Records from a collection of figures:
◇ ◇ ◇ ◇ ◇ ◇ ◇

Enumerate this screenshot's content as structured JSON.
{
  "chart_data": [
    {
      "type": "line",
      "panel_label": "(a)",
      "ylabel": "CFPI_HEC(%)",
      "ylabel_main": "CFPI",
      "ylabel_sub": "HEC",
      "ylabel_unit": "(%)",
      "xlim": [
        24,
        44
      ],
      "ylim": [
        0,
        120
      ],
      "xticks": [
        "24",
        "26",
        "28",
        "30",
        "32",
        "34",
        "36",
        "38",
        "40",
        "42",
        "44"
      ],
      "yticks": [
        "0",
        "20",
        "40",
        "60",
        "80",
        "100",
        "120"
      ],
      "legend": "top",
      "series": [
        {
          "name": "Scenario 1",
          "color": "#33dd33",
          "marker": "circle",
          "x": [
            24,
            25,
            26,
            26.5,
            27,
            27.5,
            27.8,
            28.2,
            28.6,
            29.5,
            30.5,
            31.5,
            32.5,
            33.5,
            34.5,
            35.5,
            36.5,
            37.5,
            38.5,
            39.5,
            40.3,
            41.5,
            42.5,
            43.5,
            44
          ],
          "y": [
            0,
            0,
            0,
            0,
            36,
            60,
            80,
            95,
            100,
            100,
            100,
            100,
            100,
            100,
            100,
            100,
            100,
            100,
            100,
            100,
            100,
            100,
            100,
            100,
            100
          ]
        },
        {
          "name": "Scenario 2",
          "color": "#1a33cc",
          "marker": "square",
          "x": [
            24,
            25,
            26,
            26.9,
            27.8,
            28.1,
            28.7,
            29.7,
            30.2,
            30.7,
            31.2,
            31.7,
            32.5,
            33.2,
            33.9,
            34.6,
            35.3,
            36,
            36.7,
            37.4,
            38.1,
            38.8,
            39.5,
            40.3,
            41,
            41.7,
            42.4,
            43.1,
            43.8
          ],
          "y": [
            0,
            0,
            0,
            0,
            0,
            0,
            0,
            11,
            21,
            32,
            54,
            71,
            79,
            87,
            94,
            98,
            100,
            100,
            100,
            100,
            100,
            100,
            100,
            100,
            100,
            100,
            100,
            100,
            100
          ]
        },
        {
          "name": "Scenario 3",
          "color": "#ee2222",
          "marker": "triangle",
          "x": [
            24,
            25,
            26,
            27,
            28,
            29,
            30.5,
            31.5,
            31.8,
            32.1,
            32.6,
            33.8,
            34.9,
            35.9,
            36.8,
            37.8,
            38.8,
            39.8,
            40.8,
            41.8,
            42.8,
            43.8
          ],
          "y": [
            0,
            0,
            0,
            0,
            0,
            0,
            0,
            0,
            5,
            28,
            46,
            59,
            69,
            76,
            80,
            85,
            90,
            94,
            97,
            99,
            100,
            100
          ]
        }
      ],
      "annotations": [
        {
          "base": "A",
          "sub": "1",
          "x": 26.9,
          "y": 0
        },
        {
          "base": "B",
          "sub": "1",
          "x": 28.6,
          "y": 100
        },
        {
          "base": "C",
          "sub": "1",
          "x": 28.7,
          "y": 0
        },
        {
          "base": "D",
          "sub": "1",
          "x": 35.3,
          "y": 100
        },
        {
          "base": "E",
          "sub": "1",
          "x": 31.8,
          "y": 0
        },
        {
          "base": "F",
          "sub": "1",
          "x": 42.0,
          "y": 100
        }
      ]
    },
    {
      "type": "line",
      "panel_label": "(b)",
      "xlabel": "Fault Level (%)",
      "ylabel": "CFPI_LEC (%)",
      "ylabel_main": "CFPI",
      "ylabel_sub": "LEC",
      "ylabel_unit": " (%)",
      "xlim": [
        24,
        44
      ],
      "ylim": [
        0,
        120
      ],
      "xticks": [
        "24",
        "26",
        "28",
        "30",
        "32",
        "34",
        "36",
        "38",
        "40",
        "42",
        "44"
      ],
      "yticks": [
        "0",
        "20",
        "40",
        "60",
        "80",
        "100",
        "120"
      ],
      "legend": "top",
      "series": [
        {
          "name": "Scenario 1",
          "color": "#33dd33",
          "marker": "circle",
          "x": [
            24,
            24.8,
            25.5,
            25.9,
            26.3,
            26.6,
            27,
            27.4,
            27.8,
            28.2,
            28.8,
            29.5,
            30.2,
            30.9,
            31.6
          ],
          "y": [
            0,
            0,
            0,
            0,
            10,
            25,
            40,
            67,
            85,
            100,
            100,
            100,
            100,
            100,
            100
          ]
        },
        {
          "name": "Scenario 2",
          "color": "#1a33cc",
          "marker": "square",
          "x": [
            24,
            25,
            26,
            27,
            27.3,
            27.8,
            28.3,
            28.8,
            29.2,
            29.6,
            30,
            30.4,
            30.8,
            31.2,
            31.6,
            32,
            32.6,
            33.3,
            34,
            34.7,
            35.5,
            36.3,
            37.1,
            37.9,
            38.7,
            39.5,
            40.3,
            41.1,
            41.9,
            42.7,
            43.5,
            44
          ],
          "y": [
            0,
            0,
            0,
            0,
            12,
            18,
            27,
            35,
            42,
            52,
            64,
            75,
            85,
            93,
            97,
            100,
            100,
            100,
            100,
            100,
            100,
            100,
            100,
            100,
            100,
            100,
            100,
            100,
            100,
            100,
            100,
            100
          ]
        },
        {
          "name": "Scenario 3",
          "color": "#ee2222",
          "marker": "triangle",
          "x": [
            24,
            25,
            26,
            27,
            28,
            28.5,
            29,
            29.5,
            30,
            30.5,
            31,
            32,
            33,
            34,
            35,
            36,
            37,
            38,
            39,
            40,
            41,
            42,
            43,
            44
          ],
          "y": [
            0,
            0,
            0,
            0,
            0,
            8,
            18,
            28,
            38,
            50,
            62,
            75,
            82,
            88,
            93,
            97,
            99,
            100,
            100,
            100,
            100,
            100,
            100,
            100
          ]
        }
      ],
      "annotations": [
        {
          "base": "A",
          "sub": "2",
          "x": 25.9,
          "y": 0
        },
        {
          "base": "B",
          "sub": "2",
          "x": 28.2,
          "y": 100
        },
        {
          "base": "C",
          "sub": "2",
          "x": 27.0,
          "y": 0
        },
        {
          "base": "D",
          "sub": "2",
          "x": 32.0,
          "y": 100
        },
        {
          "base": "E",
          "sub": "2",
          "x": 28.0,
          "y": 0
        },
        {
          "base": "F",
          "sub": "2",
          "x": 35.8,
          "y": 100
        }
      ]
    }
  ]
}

◇ ◇ ◇ ◇ ◇ ◇ ◇

The records above should be returned exactly.

[EXERCISE ANSWER]
Enumerate this screenshot's content as structured JSON.
{
  "chart_data": [
    {
      "type": "line",
      "panel_label": "(a)",
      "ylabel": "CFPI_HEC(%)",
      "ylabel_main": "CFPI",
      "ylabel_sub": "HEC",
      "ylabel_unit": "(%)",
      "xlim": [
        24,
        44
      ],
      "ylim": [
        0,
        120
      ],
      "xticks": [
        "24",
        "26",
        "28",
        "30",
        "32",
        "34",
        "36",
        "38",
        "40",
        "42",
        "44"
      ],
      "yticks": [
        "0",
        "20",
        "40",
        "60",
        "80",
        "100",
        "120"
      ],
      "legend": "top",
      "series": [
        {
          "name": "Scenario 1",
          "color": "#33dd33",
          "marker": "circle",
          "x": [
            24,
            25,
            26,
            26.5,
            27,
            27.5,
            27.8,
            28.2,
            28.6,
            29.5,
            30.5,
            31.5,
            32.5,
            33.5,
            34.5,
            35.5,
            36.5,
            37.5,
            38.5,
            39.5,
            40.3,
            41.5,
            42.5,
            43.5,
            44
          ],
          "y": [
            0,
            0,
            0,
            0,
            36,
            60,
            80,
            95,
            100,
            100,
            100,
            100,
            100,
            100,
            100,
            100,
            100,
            100,
            100,
            100,
            100,
            100,
            100,
            100,
            100
          ]
        },
        {
          "name": "Scenario 2",
          "color": "#1a33cc",
          "marker": "square",
          "x": [
            24,
            25,
            26,
            26.9,
            27.8,
            28.1,
            28.7,
            29.7,
            30.2,
            30.7,
            31.2,
            31.7,
            32.5,
            33.2,
            33.9,
            34.6,
            35.3,
            36,
            36.7,
            37.4,
            38.1,
            38.8,
            39.5,
            40.3,
            41,
            41.7,
            42.4,
            43.1,
            43.8
          ],
          "y": [
            0,
            0,
            0,
            0,
            0,
            0,
            0,
            11,
            21,
            32,
            54,
            71,
            79,
            87,
            94,
            98,
            100,
            100,
            100,
            100,
            100,
            100,
            100,
            100,
            100,
            100,
            100,
            100,
            100
          ]
        },
        {
          "name": "Scenario 3",
          "color": "#ee2222",
          "marker": "triangle",
          "x": [
            24,
            25,
            26,
            27,
            28,
            29,
            30.5,
            31.5,
            31.8,
            32.1,
            32.6,
            33.8,
            34.9,
            35.9,
            36.8,
            37.8,
            38.8,
            39.8,
            40.8,
            41.8,
            42.8,
            43.8
          ],
          "y": [
            0,
            0,
            0,
            0,
            0,
            0,
            0,
            0,
            5,
            28,
            46,
            59,
            69,
            76,
            80,
            85,
            90,
            94,
            97,
            99,
            100,
            100
          ]
        }
      ],
      "annotations": [
        {
          "base": "A",
          "sub": "1",
          "x": 26.9,
          "y": 0
        },
        {
          "base": "B",
          "sub": "1",
          "x": 28.6,
          "y": 100
        },
        {
          "base": "C",
          "sub": "1",
          "x": 28.7,
          "y": 0
        },
        {
          "base": "D",
          "sub": "1",
          "x": 35.3,
          "y": 100
        },
        {
          "base": "E",
          "sub": "1",
          "x": 31.8,
          "y": 0
        },
        {
          "base": "F",
          "sub": "1",
          "x": 42.0,
          "y": 100
        }
      ]
    },
    {
      "type": "line",
      "panel_label": "(b)",
      "xlabel": "Fault Level (%)",
      "ylabel": "CFPI_LEC (%)",
      "ylabel_main": "CFPI",
      "ylabel_sub": "LEC",
      "ylabel_unit": " (%)",
      "xlim": [
        24,
        44
      ],
      "ylim": [
        0,
        120
      ],
      "xticks": [
        "24",
        "26",
        "28",
        "30",
        "32",
        "34",
        "36",
        "38",
        "40",
        "42",
        "44"
      ],
      "yticks": [
        "0",
        "20",
        "40",
        "60",
        "80",
        "100",
        "120"
      ],
      "legend": "top",
      "series": [
        {
          "name": "Scenario 1",
          "color": "#33dd33",
          "marker": "circle",
          "x": [
            24,
            24.8,
            25.5,
            25.9,
            26.3,
            26.6,
            27,
            27.4,
            27.8,
            28.2,
            28.8,
            29.5,
            30.2,
            30.9,
            31.6
          ],
          "y": [
            0,
            0,
            0,
            0,
            10,
            25,
            40,
            67,
            85,
            100,
            100,
            100,
            100,
            100,
            100
          ]
        },
        {
          "name": "Scenario 2",
          "color": "#1a33cc",
          "marker": "square",
          "x": [
            24,
            25,
            26,
            27,
            27.3,
            27.8,
            28.3,
            28.8,
            29.2,
            29.6,
            30,
            30.4,
            30.8,
            31.2,
            31.6,
            32,
            32.6,
            33.3,
            34,
            34.7,
            35.5,
            36.3,
            37.1,
            37.9,
            38.7,
            39.5,
            40.3,
            41.1,
            41.9,
            42.7,
            43.5,
            44
          ],
          "y": [
            0,
            0,
            0,
            0,
            12,
            18,
            27,
            35,
            42,
            52,
            64,
            75,
            85,
            93,
            97,
            100,
            100,
            100,
            100,
            100,
            100,
            100,
            100,
            100,
            100,
            100,
            100,
            100,
            100,
            100,
            100,
            100
          ]
        },
        {
          "name": "Scenario 3",
          "color": "#ee2222",
          "marker": "triangle",
          "x": [
            24,
            25,
            26,
            27,
            28,
            28.5,
            29,
            29.5,
            30,
            30.5,
            31,
            32,
            33,
            34,
            35,
            36,
            37,
            38,
            39,
            40,
            41,
            42,
            43,
            44
          ],
          "y": [
            0,
            0,
            0,
            0,
            0,
            8,
            18,
            28,
            38,
            50,
            62,
            75,
            82,
            88,
            93,
            97,
            99,
            100,
            100,
            100,
            100,
            100,
            100,
            100
          ]
        }
      ],
      "annotations": [
        {
          "base": "A",
          "sub": "2",
          "x": 25.9,
          "y": 0
        },
        {
          "base": "B",
          "sub": "2",
          "x": 28.2,
          "y": 100
        },
        {
          "base": "C",
          "sub": "2",
          "x": 27.0,
          "y": 0
        },
        {
          "base": "D",
          "sub": "2",
          "x": 32.0,
          "y": 100
        },
        {
          "base": "E",
          "sub": "2",
          "x": 28.0,
          "y": 0
        },
        {
          "base": "F",
          "sub": "2",
          "x": 35.8,
          "y": 100
        }
      ]
    }
  ]
}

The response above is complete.